[Dataset records]
########

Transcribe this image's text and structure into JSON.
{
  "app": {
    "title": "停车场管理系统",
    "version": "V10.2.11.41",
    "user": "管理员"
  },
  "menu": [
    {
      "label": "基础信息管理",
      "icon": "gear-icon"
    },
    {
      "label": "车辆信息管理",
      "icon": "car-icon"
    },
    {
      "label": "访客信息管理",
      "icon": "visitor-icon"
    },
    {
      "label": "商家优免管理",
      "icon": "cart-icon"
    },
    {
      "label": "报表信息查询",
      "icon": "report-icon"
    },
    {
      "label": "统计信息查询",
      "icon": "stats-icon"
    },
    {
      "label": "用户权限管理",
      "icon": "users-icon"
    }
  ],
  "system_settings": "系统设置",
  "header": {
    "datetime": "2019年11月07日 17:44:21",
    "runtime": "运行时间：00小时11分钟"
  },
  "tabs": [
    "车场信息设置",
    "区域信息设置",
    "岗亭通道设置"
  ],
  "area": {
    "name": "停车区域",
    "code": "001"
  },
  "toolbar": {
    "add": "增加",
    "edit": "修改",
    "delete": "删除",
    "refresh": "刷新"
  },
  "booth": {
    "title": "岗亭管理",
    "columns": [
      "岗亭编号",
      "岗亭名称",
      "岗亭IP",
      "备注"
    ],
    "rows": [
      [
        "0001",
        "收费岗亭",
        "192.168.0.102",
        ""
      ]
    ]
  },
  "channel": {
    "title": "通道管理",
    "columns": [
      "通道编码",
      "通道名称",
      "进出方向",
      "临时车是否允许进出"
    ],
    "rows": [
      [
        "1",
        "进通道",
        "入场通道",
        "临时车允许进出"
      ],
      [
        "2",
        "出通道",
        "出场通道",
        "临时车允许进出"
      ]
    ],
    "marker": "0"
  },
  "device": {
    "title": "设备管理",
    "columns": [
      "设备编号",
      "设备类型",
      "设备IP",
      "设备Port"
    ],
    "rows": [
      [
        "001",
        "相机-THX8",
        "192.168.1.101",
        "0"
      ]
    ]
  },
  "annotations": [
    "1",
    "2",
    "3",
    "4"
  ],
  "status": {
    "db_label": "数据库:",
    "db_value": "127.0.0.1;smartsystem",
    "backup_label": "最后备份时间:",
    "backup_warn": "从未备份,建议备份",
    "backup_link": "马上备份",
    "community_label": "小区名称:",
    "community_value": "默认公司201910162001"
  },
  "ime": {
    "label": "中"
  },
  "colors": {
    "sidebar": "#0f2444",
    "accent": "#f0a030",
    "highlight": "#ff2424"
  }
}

########

_Prompt:_ Return the entries above exactly, each one complete.

_Solution:_
Transcribe this image's text and structure into JSON.
{
  "app": {
    "title": "停车场管理系统",
    "version": "V10.2.11.41",
    "user": "管理员"
  },
  "menu": [
    {
      "label": "基础信息管理",
      "icon": "gear-icon"
    },
    {
      "label": "车辆信息管理",
      "icon": "car-icon"
    },
    {
      "label": "访客信息管理",
      "icon": "visitor-icon"
    },
    {
      "label": "商家优免管理",
      "icon": "cart-icon"
    },
    {
      "label": "报表信息查询",
      "icon": "report-icon"
    },
    {
      "label": "统计信息查询",
      "icon": "stats-icon"
    },
    {
      "label": "用户权限管理",
      "icon": "users-icon"
    }
  ],
  "system_settings": "系统设置",
  "header": {
    "datetime": "2019年11月07日 17:44:21",
    "runtime": "运行时间：00小时11分钟"
  },
  "tabs": [
    "车场信息设置",
    "区域信息设置",
    "岗亭通道设置"
  ],
  "area": {
    "name": "停车区域",
    "code": "001"
  },
  "toolbar": {
    "add": "增加",
    "edit": "修改",
    "delete": "删除",
    "refresh": "刷新"
  },
  "booth": {
    "title": "岗亭管理",
    "columns": [
      "岗亭编号",
      "岗亭名称",
      "岗亭IP",
      "备注"
    ],
    "rows": [
      [
        "0001",
        "收费岗亭",
        "192.168.0.102",
        ""
      ]
    ]
  },
  "channel": {
    "title": "通道管理",
    "columns": [
      "通道编码",
      "通道名称",
      "进出方向",
      "临时车是否允许进出"
    ],
    "rows": [
      [
        "1",
        "进通道",
        "入场通道",
        "临时车允许进出"
      ],
      [
        "2",
        "出通道",
        "出场通道",
        "临时车允许进出"
      ]
    ],
    "marker": "0"
  },
  "device": {
    "title": "设备管理",
    "columns": [
      "设备编号",
      "设备类型",
      "设备IP",
      "设备Port"
    ],
    "rows": [
      [
        "001",
        "相机-THX8",
        "192.168.1.101",
        "0"
      ]
    ]
  },
  "annotations": [
    "1",
    "2",
    "3",
    "4"
  ],
  "status": {
    "db_label": "数据库:",
    "db_value": "127.0.0.1;smartsystem",
    "backup_label": "最后备份时间:",
    "backup_warn": "从未备份,建议备份",
    "backup_link": "马上备份",
    "community_label": "小区名称:",
    "community_value": "默认公司201910162001"
  },
  "ime": {
    "label": "中"
  },
  "colors": {
    "sidebar": "#0f2444",
    "accent": "#f0a030",
    "highlight": "#ff2424"
  }
}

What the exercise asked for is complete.